__EXERCISE INSTRUCTIONS__: Identify, in the records below, every line where the string "evaluados" appears, and copy each such line.

[Part of a data file]
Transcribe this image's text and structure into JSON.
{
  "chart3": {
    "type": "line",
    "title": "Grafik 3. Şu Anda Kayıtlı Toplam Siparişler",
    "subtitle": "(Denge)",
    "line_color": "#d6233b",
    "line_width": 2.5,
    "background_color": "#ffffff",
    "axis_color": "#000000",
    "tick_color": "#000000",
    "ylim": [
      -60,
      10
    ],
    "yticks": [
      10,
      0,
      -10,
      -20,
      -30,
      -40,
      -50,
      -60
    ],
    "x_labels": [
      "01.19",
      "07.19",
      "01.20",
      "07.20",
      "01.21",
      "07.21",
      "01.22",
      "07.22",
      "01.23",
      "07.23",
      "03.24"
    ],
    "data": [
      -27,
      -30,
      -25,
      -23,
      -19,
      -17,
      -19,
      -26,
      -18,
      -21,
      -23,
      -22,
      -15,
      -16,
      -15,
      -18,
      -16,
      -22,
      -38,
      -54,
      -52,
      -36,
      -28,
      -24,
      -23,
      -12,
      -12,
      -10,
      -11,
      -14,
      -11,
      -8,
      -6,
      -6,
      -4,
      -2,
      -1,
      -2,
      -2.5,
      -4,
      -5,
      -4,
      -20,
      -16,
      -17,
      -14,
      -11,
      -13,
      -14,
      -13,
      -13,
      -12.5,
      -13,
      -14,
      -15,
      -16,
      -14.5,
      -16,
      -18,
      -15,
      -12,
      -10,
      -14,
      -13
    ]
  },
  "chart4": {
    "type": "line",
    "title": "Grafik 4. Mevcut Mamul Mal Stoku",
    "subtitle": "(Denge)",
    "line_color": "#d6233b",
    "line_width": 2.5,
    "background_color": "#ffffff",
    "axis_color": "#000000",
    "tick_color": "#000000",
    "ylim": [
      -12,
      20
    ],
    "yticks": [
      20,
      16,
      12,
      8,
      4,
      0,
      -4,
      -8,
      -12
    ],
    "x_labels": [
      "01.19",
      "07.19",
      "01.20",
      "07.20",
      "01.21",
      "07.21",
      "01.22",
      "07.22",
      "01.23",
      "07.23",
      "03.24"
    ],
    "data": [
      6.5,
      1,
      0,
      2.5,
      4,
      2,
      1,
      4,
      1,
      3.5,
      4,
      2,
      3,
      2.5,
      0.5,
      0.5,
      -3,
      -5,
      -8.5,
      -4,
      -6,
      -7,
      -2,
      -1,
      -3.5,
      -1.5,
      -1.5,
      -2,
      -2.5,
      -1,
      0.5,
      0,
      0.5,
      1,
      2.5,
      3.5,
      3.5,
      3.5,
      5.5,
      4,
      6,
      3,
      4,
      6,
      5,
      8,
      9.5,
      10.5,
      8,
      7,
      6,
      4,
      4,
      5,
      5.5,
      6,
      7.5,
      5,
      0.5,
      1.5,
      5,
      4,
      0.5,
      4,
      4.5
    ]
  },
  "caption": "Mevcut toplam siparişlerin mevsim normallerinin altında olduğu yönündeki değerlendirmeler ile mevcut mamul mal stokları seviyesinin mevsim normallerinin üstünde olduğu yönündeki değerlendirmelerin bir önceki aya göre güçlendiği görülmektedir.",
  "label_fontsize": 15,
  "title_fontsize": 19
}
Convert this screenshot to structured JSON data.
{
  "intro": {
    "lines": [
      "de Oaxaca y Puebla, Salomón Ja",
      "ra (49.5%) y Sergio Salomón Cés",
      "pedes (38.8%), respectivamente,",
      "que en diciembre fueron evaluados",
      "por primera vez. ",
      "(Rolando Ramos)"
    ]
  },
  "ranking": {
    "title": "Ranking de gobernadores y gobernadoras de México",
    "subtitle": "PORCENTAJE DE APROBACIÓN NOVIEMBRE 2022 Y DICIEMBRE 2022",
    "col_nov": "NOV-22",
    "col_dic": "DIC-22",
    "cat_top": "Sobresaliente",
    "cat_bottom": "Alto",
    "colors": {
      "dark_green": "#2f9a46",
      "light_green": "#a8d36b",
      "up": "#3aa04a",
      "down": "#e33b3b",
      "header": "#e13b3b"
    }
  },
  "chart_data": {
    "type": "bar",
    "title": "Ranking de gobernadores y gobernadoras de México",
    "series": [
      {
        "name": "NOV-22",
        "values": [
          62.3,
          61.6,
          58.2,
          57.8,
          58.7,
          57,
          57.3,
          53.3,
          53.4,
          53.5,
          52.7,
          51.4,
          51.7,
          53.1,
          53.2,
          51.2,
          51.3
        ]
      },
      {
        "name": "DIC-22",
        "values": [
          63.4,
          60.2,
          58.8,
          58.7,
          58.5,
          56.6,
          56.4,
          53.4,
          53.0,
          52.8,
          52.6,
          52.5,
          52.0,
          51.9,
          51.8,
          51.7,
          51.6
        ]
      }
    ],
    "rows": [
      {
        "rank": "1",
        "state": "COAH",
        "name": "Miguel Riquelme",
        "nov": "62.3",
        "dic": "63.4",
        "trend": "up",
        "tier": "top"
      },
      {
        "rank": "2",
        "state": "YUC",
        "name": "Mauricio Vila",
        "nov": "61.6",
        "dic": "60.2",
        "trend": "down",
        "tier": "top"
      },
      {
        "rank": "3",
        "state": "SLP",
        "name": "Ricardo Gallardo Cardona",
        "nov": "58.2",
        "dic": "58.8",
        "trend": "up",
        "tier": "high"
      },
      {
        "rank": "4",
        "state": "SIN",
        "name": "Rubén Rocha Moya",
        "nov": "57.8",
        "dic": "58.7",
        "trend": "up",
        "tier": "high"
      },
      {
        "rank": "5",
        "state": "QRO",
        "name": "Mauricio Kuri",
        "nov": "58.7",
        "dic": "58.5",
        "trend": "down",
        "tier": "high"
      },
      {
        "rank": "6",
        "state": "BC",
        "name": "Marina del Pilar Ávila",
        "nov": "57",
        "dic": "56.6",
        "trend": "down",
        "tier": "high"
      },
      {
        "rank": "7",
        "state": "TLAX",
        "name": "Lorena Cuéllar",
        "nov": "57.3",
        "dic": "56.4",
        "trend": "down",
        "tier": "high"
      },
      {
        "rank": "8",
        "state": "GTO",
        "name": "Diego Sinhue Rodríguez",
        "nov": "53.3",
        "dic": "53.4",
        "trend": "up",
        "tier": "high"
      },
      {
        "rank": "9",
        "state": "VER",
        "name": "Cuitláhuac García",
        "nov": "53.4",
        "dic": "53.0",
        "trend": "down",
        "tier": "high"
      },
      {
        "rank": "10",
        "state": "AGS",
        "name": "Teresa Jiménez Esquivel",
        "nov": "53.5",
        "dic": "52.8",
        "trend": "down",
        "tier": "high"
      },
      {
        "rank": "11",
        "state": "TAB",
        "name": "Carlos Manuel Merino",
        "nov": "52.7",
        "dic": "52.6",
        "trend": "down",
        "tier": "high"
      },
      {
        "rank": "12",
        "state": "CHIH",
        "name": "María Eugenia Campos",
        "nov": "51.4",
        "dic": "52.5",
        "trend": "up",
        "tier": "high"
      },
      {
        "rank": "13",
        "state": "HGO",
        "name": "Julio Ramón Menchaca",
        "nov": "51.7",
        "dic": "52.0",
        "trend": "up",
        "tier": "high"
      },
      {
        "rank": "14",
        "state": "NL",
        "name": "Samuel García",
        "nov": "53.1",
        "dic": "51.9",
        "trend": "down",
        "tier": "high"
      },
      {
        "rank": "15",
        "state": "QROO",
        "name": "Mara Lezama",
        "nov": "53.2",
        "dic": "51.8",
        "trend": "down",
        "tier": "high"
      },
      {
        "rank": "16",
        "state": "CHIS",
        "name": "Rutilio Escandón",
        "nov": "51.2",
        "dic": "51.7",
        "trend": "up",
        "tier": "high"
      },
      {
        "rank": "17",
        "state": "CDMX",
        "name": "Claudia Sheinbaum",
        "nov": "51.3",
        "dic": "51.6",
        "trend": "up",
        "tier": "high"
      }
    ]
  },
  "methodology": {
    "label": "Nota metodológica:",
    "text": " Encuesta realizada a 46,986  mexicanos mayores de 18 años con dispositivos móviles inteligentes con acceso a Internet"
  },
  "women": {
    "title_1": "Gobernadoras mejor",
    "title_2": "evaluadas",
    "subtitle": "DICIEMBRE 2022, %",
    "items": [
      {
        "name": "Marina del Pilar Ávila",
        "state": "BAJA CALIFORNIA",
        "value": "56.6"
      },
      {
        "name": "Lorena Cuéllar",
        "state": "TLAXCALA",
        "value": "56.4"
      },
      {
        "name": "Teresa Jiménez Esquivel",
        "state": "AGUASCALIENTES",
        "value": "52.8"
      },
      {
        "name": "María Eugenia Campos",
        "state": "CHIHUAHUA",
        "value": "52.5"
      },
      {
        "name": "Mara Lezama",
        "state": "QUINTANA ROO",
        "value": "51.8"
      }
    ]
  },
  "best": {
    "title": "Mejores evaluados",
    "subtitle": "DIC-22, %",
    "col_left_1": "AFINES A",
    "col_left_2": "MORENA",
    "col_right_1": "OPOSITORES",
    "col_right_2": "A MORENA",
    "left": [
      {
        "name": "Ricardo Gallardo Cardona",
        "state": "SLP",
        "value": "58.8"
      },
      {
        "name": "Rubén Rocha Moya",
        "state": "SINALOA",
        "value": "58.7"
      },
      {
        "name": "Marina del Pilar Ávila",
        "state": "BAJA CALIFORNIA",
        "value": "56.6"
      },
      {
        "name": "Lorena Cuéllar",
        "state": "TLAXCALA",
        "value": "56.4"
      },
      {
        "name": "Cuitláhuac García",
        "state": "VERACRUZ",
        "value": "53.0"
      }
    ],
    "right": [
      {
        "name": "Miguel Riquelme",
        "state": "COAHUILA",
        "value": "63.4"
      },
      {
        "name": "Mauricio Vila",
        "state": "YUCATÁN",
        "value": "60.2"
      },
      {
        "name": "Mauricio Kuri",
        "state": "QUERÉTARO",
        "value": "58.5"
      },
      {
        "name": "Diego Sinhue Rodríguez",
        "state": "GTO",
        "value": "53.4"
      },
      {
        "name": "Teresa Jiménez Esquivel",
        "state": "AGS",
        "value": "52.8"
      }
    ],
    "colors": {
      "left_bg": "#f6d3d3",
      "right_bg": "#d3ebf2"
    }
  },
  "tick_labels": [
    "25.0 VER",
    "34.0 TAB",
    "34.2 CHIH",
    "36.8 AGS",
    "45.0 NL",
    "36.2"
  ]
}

__SOLUTION__:
      "que en diciembre fueron evaluados",
    "title": "Mejores evaluados",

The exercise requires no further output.